TASK BRIEF:
Repeat all the material exactly; pictures stay out of your copy.

**** AVAILABLE RECORDS ****

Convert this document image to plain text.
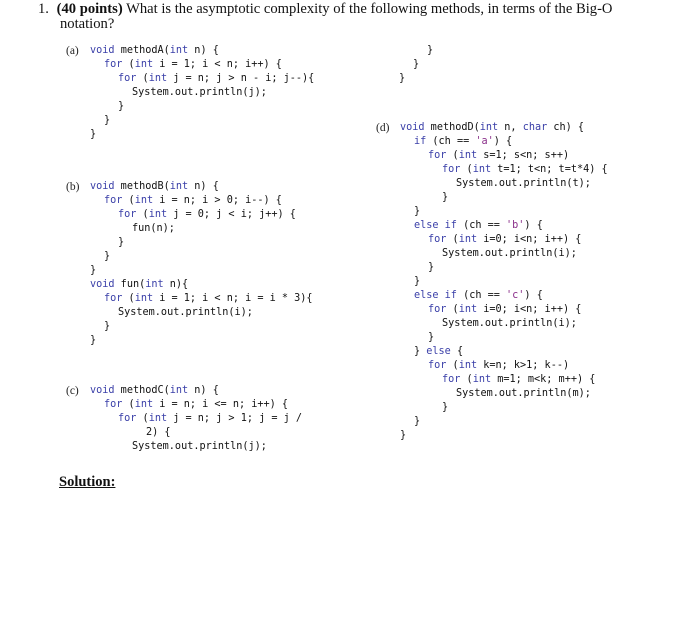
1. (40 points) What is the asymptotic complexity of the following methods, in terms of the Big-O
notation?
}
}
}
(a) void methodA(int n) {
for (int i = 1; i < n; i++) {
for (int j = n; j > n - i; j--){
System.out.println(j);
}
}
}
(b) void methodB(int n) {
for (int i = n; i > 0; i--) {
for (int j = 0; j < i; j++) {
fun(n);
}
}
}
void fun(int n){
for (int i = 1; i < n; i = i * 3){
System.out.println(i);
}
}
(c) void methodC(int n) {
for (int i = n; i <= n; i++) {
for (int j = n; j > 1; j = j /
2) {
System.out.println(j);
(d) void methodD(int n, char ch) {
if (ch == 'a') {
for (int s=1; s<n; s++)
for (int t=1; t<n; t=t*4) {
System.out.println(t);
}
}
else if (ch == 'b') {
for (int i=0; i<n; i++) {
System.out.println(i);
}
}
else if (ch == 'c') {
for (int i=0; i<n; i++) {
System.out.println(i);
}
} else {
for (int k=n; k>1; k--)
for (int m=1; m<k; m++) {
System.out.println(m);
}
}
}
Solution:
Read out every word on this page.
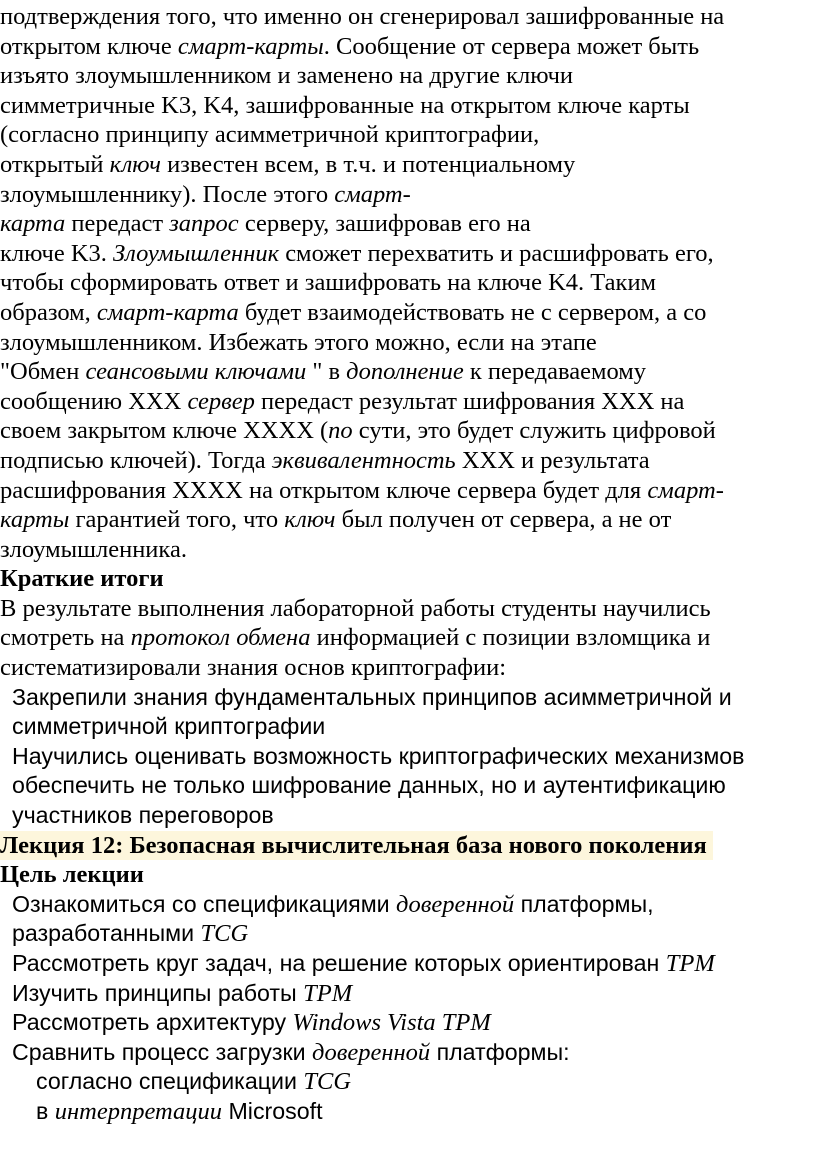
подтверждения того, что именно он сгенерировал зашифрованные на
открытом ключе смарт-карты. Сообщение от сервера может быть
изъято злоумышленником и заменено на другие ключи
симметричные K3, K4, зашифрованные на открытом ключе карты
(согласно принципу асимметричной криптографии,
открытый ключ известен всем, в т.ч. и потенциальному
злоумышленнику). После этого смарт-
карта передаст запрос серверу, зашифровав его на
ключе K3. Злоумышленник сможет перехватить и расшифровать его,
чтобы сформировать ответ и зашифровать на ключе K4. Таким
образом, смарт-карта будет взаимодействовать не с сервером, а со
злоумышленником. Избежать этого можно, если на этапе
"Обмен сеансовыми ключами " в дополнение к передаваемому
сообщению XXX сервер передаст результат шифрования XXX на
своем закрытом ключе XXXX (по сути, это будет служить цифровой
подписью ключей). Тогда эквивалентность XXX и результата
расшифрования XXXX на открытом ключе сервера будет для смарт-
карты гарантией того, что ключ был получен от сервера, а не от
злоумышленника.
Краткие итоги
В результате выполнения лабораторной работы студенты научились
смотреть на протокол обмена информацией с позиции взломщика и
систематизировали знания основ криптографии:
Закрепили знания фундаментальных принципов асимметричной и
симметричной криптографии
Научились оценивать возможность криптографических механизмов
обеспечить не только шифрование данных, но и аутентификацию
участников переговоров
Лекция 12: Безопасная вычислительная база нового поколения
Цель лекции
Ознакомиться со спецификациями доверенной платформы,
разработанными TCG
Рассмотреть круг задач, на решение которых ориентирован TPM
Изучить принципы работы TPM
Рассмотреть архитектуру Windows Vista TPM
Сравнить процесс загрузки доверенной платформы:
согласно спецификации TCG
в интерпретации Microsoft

****

RESPONSE:
Convert this document image to plain text.
1. (40 points) What is the asymptotic complexity of the following methods, in terms of the Big-O
notation?
}
}
}
(a) void methodA(int n) {
for (int i = 1; i < n; i++) {
for (int j = n; j > n - i; j--){
System.out.println(j);
}
}
}
(b) void methodB(int n) {
for (int i = n; i > 0; i--) {
for (int j = 0; j < i; j++) {
fun(n);
}
}
}
void fun(int n){
for (int i = 1; i < n; i = i * 3){
System.out.println(i);
}
}
(c) void methodC(int n) {
for (int i = n; i <= n; i++) {
for (int j = n; j > 1; j = j /
2) {
System.out.println(j);
(d) void methodD(int n, char ch) {
if (ch == 'a') {
for (int s=1; s<n; s++)
for (int t=1; t<n; t=t*4) {
System.out.println(t);
}
}
else if (ch == 'b') {
for (int i=0; i<n; i++) {
System.out.println(i);
}
}
else if (ch == 'c') {
for (int i=0; i<n; i++) {
System.out.println(i);
}
} else {
for (int k=n; k>1; k--)
for (int m=1; m<k; m++) {
System.out.println(m);
}
}
}
Solution:
Read out every word on this page.
подтверждения того, что именно он сгенерировал зашифрованные на
открытом ключе смарт-карты. Сообщение от сервера может быть
изъято злоумышленником и заменено на другие ключи
симметричные K3, K4, зашифрованные на открытом ключе карты
(согласно принципу асимметричной криптографии,
открытый ключ известен всем, в т.ч. и потенциальному
злоумышленнику). После этого смарт-
карта передаст запрос серверу, зашифровав его на
ключе K3. Злоумышленник сможет перехватить и расшифровать его,
чтобы сформировать ответ и зашифровать на ключе K4. Таким
образом, смарт-карта будет взаимодействовать не с сервером, а со
злоумышленником. Избежать этого можно, если на этапе
"Обмен сеансовыми ключами " в дополнение к передаваемому
сообщению XXX сервер передаст результат шифрования XXX на
своем закрытом ключе XXXX (по сути, это будет служить цифровой
подписью ключей). Тогда эквивалентность XXX и результата
расшифрования XXXX на открытом ключе сервера будет для смарт-
карты гарантией того, что ключ был получен от сервера, а не от
злоумышленника.
Краткие итоги
В результате выполнения лабораторной работы студенты научились
смотреть на протокол обмена информацией с позиции взломщика и
систематизировали знания основ криптографии:
Закрепили знания фундаментальных принципов асимметричной и
симметричной криптографии
Научились оценивать возможность криптографических механизмов
обеспечить не только шифрование данных, но и аутентификацию
участников переговоров
Лекция 12: Безопасная вычислительная база нового поколения
Цель лекции
Ознакомиться со спецификациями доверенной платформы,
разработанными TCG
Рассмотреть круг задач, на решение которых ориентирован TPM
Изучить принципы работы TPM
Рассмотреть архитектуру Windows Vista TPM
Сравнить процесс загрузки доверенной платформы:
согласно спецификации TCG
в интерпретации Microsoft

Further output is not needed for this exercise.